YOUR GOAL: Take each line containing the word "this" and copy it.
----- PROVIDED MATERIAL -----
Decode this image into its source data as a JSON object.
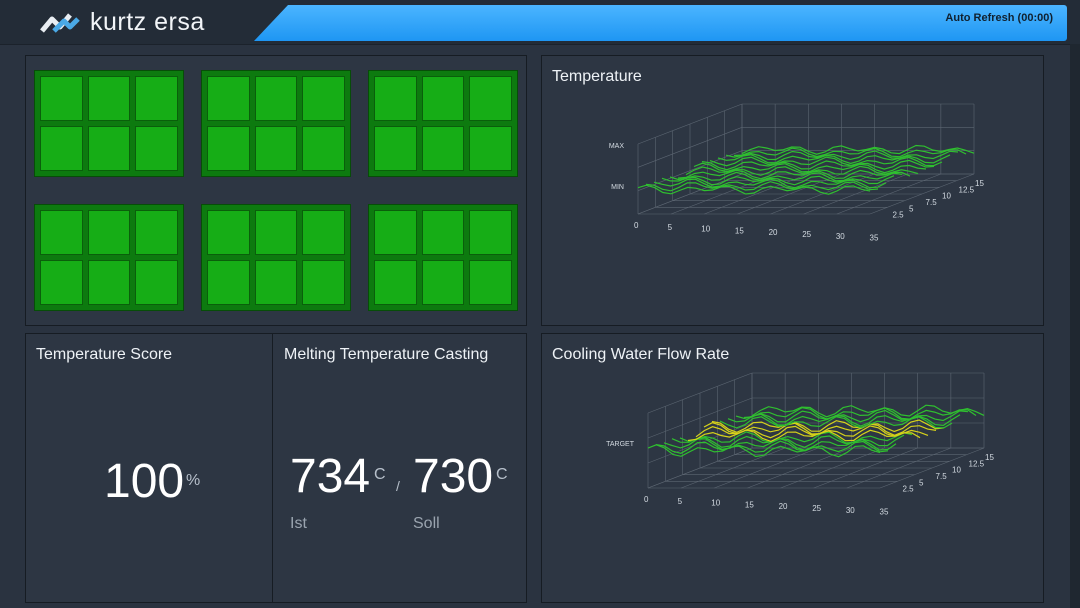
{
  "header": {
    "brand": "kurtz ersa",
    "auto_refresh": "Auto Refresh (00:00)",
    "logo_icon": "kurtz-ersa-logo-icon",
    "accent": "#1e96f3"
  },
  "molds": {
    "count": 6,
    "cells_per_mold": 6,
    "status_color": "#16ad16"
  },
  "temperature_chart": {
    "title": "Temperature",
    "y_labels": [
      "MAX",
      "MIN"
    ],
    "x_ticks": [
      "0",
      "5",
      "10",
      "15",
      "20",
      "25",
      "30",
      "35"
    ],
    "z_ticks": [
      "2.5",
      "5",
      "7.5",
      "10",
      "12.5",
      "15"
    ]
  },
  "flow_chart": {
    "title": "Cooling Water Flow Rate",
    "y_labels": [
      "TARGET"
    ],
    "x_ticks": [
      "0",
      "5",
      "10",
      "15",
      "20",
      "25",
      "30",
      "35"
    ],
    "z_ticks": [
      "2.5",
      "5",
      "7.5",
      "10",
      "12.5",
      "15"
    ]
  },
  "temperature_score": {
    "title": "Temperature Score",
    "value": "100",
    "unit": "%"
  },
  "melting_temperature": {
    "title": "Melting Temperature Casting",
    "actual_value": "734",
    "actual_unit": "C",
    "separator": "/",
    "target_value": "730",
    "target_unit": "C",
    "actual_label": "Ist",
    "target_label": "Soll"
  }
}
-----
----- PROVIDED MATERIAL -----
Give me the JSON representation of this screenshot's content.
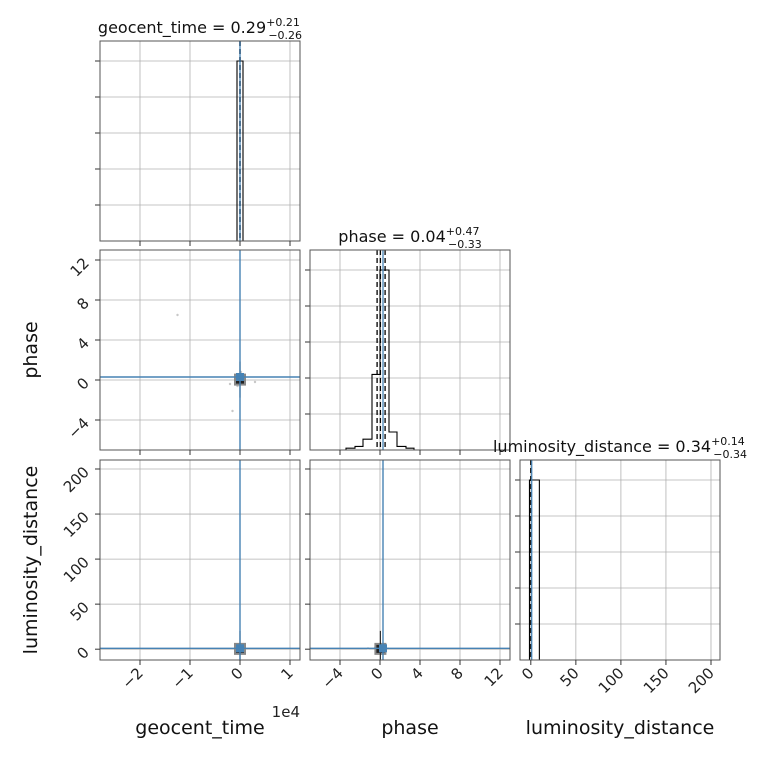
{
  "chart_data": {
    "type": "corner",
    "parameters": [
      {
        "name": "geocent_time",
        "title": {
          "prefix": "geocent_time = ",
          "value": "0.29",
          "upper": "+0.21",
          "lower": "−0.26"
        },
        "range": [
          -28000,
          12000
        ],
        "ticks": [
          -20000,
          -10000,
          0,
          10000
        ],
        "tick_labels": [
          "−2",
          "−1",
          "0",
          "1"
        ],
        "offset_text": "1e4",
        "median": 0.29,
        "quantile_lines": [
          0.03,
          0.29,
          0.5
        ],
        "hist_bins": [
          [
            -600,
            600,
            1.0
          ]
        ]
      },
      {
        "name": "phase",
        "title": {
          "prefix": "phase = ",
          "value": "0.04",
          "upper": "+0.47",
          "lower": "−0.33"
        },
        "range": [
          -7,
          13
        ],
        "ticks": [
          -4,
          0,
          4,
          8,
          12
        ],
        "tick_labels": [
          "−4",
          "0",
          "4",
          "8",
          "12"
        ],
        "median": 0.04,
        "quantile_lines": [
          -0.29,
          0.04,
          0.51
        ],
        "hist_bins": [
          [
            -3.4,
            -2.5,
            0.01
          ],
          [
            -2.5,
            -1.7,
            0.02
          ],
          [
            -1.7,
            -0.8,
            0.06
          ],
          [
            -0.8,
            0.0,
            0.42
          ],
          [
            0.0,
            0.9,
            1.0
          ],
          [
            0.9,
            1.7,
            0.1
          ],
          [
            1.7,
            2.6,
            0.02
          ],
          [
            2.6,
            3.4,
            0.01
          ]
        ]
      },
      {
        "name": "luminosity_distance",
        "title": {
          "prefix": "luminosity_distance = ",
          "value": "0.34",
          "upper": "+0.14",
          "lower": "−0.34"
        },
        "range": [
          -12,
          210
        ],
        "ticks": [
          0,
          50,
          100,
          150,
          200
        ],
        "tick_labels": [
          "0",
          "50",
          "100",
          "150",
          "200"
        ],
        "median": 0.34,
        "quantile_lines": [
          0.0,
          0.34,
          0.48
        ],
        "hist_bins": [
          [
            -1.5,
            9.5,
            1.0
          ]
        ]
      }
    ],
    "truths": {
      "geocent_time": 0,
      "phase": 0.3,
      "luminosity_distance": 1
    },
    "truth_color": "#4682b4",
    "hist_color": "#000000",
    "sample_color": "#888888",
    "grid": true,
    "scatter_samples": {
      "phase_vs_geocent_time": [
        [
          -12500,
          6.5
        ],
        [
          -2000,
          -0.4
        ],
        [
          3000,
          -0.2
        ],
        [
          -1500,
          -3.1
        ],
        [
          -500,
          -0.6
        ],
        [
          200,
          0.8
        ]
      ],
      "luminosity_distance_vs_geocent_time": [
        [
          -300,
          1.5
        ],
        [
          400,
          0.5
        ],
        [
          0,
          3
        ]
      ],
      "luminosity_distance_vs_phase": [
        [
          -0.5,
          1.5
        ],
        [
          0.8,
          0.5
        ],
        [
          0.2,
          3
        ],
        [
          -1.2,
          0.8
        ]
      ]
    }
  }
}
-----
EXERCISE SOLUTION:
Decode this image into its source data as a JSON object.
Give me the JSON representation of this screenshot's content.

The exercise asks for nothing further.